→ Exercise objective:
Your task is to write out the complete listing exactly as it is shown.
== Records for this task
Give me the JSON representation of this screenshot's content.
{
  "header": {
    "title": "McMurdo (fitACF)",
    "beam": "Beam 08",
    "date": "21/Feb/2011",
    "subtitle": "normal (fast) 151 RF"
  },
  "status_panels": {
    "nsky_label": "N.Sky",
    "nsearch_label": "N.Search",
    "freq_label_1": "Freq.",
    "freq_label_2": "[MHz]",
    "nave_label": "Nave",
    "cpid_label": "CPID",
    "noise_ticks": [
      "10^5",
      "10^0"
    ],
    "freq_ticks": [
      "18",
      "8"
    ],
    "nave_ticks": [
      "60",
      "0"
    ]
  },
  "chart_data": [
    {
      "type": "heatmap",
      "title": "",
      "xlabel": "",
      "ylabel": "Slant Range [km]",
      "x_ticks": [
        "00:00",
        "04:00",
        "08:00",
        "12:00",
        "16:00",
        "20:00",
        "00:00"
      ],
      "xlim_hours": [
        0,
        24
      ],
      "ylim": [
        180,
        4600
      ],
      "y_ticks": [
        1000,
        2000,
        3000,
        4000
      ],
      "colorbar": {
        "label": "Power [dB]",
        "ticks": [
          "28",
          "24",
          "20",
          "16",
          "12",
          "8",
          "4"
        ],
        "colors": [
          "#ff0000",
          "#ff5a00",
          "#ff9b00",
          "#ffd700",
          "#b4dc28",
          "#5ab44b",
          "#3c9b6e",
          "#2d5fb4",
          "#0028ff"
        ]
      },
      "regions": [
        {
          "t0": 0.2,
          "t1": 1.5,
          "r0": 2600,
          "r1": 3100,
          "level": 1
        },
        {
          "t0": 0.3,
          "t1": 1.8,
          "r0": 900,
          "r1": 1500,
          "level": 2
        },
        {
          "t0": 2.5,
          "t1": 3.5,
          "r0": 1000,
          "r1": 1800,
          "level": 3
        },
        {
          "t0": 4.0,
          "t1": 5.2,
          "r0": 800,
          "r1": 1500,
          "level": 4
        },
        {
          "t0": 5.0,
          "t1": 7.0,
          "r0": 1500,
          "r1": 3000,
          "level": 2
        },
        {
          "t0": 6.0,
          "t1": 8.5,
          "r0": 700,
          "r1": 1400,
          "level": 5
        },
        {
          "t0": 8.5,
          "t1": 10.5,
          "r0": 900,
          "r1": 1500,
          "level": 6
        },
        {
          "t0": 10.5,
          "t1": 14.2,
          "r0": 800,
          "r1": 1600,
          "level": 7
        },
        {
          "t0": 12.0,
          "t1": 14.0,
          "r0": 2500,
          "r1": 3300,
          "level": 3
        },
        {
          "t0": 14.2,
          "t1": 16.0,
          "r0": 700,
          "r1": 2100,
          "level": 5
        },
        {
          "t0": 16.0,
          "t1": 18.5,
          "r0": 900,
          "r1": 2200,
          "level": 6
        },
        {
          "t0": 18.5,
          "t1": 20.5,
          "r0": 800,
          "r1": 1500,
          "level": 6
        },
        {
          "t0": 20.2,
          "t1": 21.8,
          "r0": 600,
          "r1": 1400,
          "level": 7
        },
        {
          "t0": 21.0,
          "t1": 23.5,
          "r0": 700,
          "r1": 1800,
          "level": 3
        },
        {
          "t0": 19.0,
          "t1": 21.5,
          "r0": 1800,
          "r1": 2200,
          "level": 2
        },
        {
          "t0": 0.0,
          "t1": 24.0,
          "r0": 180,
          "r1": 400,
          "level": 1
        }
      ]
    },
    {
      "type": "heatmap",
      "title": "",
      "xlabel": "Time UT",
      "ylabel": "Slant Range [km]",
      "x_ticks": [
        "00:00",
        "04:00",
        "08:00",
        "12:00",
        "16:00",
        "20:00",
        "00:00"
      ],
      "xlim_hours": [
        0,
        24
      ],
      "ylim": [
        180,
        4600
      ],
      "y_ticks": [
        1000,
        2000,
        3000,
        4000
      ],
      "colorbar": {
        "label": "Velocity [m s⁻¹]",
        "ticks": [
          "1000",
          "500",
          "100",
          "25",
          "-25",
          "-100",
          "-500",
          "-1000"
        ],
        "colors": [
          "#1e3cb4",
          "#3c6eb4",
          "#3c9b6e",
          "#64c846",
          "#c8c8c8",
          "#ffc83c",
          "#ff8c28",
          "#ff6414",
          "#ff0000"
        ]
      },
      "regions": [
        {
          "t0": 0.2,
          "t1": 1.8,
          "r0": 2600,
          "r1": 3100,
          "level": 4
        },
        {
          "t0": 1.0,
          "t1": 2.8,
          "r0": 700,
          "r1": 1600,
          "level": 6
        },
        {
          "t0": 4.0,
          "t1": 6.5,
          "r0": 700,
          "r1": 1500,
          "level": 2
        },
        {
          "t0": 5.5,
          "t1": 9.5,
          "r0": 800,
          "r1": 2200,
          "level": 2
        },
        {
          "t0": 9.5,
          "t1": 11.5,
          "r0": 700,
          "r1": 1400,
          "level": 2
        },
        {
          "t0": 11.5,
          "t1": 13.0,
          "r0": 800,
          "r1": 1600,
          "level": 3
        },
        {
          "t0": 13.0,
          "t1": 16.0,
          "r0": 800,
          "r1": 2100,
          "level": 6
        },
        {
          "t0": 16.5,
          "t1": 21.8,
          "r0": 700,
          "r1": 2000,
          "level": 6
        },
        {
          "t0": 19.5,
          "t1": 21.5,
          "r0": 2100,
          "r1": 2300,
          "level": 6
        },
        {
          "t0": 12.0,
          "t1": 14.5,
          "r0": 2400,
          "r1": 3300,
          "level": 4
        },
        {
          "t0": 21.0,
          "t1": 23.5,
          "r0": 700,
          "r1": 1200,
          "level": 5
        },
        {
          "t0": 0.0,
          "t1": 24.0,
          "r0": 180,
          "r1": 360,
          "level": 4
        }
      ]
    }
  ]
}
====
→ Response:
Give me the JSON representation of this screenshot's content.
{
  "header": {
    "title": "McMurdo (fitACF)",
    "beam": "Beam 08",
    "date": "21/Feb/2011",
    "subtitle": "normal (fast) 151 RF"
  },
  "status_panels": {
    "nsky_label": "N.Sky",
    "nsearch_label": "N.Search",
    "freq_label_1": "Freq.",
    "freq_label_2": "[MHz]",
    "nave_label": "Nave",
    "cpid_label": "CPID",
    "noise_ticks": [
      "10^5",
      "10^0"
    ],
    "freq_ticks": [
      "18",
      "8"
    ],
    "nave_ticks": [
      "60",
      "0"
    ]
  },
  "chart_data": [
    {
      "type": "heatmap",
      "title": "",
      "xlabel": "",
      "ylabel": "Slant Range [km]",
      "x_ticks": [
        "00:00",
        "04:00",
        "08:00",
        "12:00",
        "16:00",
        "20:00",
        "00:00"
      ],
      "xlim_hours": [
        0,
        24
      ],
      "ylim": [
        180,
        4600
      ],
      "y_ticks": [
        1000,
        2000,
        3000,
        4000
      ],
      "colorbar": {
        "label": "Power [dB]",
        "ticks": [
          "28",
          "24",
          "20",
          "16",
          "12",
          "8",
          "4"
        ],
        "colors": [
          "#ff0000",
          "#ff5a00",
          "#ff9b00",
          "#ffd700",
          "#b4dc28",
          "#5ab44b",
          "#3c9b6e",
          "#2d5fb4",
          "#0028ff"
        ]
      },
      "regions": [
        {
          "t0": 0.2,
          "t1": 1.5,
          "r0": 2600,
          "r1": 3100,
          "level": 1
        },
        {
          "t0": 0.3,
          "t1": 1.8,
          "r0": 900,
          "r1": 1500,
          "level": 2
        },
        {
          "t0": 2.5,
          "t1": 3.5,
          "r0": 1000,
          "r1": 1800,
          "level": 3
        },
        {
          "t0": 4.0,
          "t1": 5.2,
          "r0": 800,
          "r1": 1500,
          "level": 4
        },
        {
          "t0": 5.0,
          "t1": 7.0,
          "r0": 1500,
          "r1": 3000,
          "level": 2
        },
        {
          "t0": 6.0,
          "t1": 8.5,
          "r0": 700,
          "r1": 1400,
          "level": 5
        },
        {
          "t0": 8.5,
          "t1": 10.5,
          "r0": 900,
          "r1": 1500,
          "level": 6
        },
        {
          "t0": 10.5,
          "t1": 14.2,
          "r0": 800,
          "r1": 1600,
          "level": 7
        },
        {
          "t0": 12.0,
          "t1": 14.0,
          "r0": 2500,
          "r1": 3300,
          "level": 3
        },
        {
          "t0": 14.2,
          "t1": 16.0,
          "r0": 700,
          "r1": 2100,
          "level": 5
        },
        {
          "t0": 16.0,
          "t1": 18.5,
          "r0": 900,
          "r1": 2200,
          "level": 6
        },
        {
          "t0": 18.5,
          "t1": 20.5,
          "r0": 800,
          "r1": 1500,
          "level": 6
        },
        {
          "t0": 20.2,
          "t1": 21.8,
          "r0": 600,
          "r1": 1400,
          "level": 7
        },
        {
          "t0": 21.0,
          "t1": 23.5,
          "r0": 700,
          "r1": 1800,
          "level": 3
        },
        {
          "t0": 19.0,
          "t1": 21.5,
          "r0": 1800,
          "r1": 2200,
          "level": 2
        },
        {
          "t0": 0.0,
          "t1": 24.0,
          "r0": 180,
          "r1": 400,
          "level": 1
        }
      ]
    },
    {
      "type": "heatmap",
      "title": "",
      "xlabel": "Time UT",
      "ylabel": "Slant Range [km]",
      "x_ticks": [
        "00:00",
        "04:00",
        "08:00",
        "12:00",
        "16:00",
        "20:00",
        "00:00"
      ],
      "xlim_hours": [
        0,
        24
      ],
      "ylim": [
        180,
        4600
      ],
      "y_ticks": [
        1000,
        2000,
        3000,
        4000
      ],
      "colorbar": {
        "label": "Velocity [m s⁻¹]",
        "ticks": [
          "1000",
          "500",
          "100",
          "25",
          "-25",
          "-100",
          "-500",
          "-1000"
        ],
        "colors": [
          "#1e3cb4",
          "#3c6eb4",
          "#3c9b6e",
          "#64c846",
          "#c8c8c8",
          "#ffc83c",
          "#ff8c28",
          "#ff6414",
          "#ff0000"
        ]
      },
      "regions": [
        {
          "t0": 0.2,
          "t1": 1.8,
          "r0": 2600,
          "r1": 3100,
          "level": 4
        },
        {
          "t0": 1.0,
          "t1": 2.8,
          "r0": 700,
          "r1": 1600,
          "level": 6
        },
        {
          "t0": 4.0,
          "t1": 6.5,
          "r0": 700,
          "r1": 1500,
          "level": 2
        },
        {
          "t0": 5.5,
          "t1": 9.5,
          "r0": 800,
          "r1": 2200,
          "level": 2
        },
        {
          "t0": 9.5,
          "t1": 11.5,
          "r0": 700,
          "r1": 1400,
          "level": 2
        },
        {
          "t0": 11.5,
          "t1": 13.0,
          "r0": 800,
          "r1": 1600,
          "level": 3
        },
        {
          "t0": 13.0,
          "t1": 16.0,
          "r0": 800,
          "r1": 2100,
          "level": 6
        },
        {
          "t0": 16.5,
          "t1": 21.8,
          "r0": 700,
          "r1": 2000,
          "level": 6
        },
        {
          "t0": 19.5,
          "t1": 21.5,
          "r0": 2100,
          "r1": 2300,
          "level": 6
        },
        {
          "t0": 12.0,
          "t1": 14.5,
          "r0": 2400,
          "r1": 3300,
          "level": 4
        },
        {
          "t0": 21.0,
          "t1": 23.5,
          "r0": 700,
          "r1": 1200,
          "level": 5
        },
        {
          "t0": 0.0,
          "t1": 24.0,
          "r0": 180,
          "r1": 360,
          "level": 4
        }
      ]
    }
  ]
}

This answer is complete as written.